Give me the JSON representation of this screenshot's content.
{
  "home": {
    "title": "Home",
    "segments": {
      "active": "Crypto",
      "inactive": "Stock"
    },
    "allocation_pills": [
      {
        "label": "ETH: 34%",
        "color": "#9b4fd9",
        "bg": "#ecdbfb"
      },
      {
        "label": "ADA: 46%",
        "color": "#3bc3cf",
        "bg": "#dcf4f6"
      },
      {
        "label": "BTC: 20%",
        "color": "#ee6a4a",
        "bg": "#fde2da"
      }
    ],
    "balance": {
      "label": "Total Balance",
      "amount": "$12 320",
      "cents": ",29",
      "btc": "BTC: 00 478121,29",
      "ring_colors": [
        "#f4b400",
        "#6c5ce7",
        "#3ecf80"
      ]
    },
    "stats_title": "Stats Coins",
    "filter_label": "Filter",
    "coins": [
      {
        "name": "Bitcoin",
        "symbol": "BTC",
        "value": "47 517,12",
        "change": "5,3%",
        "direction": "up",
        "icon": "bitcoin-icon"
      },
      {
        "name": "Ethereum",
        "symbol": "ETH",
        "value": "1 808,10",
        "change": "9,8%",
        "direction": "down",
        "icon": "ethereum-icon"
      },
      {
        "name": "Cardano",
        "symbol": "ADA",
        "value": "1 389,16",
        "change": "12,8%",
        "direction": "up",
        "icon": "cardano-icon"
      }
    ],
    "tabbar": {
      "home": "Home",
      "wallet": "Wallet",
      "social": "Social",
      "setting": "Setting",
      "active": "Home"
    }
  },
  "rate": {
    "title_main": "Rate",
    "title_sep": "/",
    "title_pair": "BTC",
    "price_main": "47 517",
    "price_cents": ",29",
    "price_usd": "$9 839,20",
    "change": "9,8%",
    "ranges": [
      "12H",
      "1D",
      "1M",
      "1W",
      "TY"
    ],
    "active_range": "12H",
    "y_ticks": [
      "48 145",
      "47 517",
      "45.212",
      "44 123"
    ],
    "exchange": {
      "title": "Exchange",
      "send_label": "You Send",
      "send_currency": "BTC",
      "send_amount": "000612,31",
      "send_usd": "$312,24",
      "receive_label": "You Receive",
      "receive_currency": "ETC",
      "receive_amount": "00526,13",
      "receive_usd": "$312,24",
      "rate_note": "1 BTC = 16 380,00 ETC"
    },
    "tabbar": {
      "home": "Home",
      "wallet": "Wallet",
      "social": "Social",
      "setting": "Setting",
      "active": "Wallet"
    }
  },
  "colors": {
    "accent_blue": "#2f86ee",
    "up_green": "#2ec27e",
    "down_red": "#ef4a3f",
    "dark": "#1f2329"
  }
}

● ● ●

_SHORT TASK_
Restate each record word for word.

_THE SOLUTION_
Give me the JSON representation of this screenshot's content.
{
  "home": {
    "title": "Home",
    "segments": {
      "active": "Crypto",
      "inactive": "Stock"
    },
    "allocation_pills": [
      {
        "label": "ETH: 34%",
        "color": "#9b4fd9",
        "bg": "#ecdbfb"
      },
      {
        "label": "ADA: 46%",
        "color": "#3bc3cf",
        "bg": "#dcf4f6"
      },
      {
        "label": "BTC: 20%",
        "color": "#ee6a4a",
        "bg": "#fde2da"
      }
    ],
    "balance": {
      "label": "Total Balance",
      "amount": "$12 320",
      "cents": ",29",
      "btc": "BTC: 00 478121,29",
      "ring_colors": [
        "#f4b400",
        "#6c5ce7",
        "#3ecf80"
      ]
    },
    "stats_title": "Stats Coins",
    "filter_label": "Filter",
    "coins": [
      {
        "name": "Bitcoin",
        "symbol": "BTC",
        "value": "47 517,12",
        "change": "5,3%",
        "direction": "up",
        "icon": "bitcoin-icon"
      },
      {
        "name": "Ethereum",
        "symbol": "ETH",
        "value": "1 808,10",
        "change": "9,8%",
        "direction": "down",
        "icon": "ethereum-icon"
      },
      {
        "name": "Cardano",
        "symbol": "ADA",
        "value": "1 389,16",
        "change": "12,8%",
        "direction": "up",
        "icon": "cardano-icon"
      }
    ],
    "tabbar": {
      "home": "Home",
      "wallet": "Wallet",
      "social": "Social",
      "setting": "Setting",
      "active": "Home"
    }
  },
  "rate": {
    "title_main": "Rate",
    "title_sep": "/",
    "title_pair": "BTC",
    "price_main": "47 517",
    "price_cents": ",29",
    "price_usd": "$9 839,20",
    "change": "9,8%",
    "ranges": [
      "12H",
      "1D",
      "1M",
      "1W",
      "TY"
    ],
    "active_range": "12H",
    "y_ticks": [
      "48 145",
      "47 517",
      "45.212",
      "44 123"
    ],
    "exchange": {
      "title": "Exchange",
      "send_label": "You Send",
      "send_currency": "BTC",
      "send_amount": "000612,31",
      "send_usd": "$312,24",
      "receive_label": "You Receive",
      "receive_currency": "ETC",
      "receive_amount": "00526,13",
      "receive_usd": "$312,24",
      "rate_note": "1 BTC = 16 380,00 ETC"
    },
    "tabbar": {
      "home": "Home",
      "wallet": "Wallet",
      "social": "Social",
      "setting": "Setting",
      "active": "Wallet"
    }
  },
  "colors": {
    "accent_blue": "#2f86ee",
    "up_green": "#2ec27e",
    "down_red": "#ef4a3f",
    "dark": "#1f2329"
  }
}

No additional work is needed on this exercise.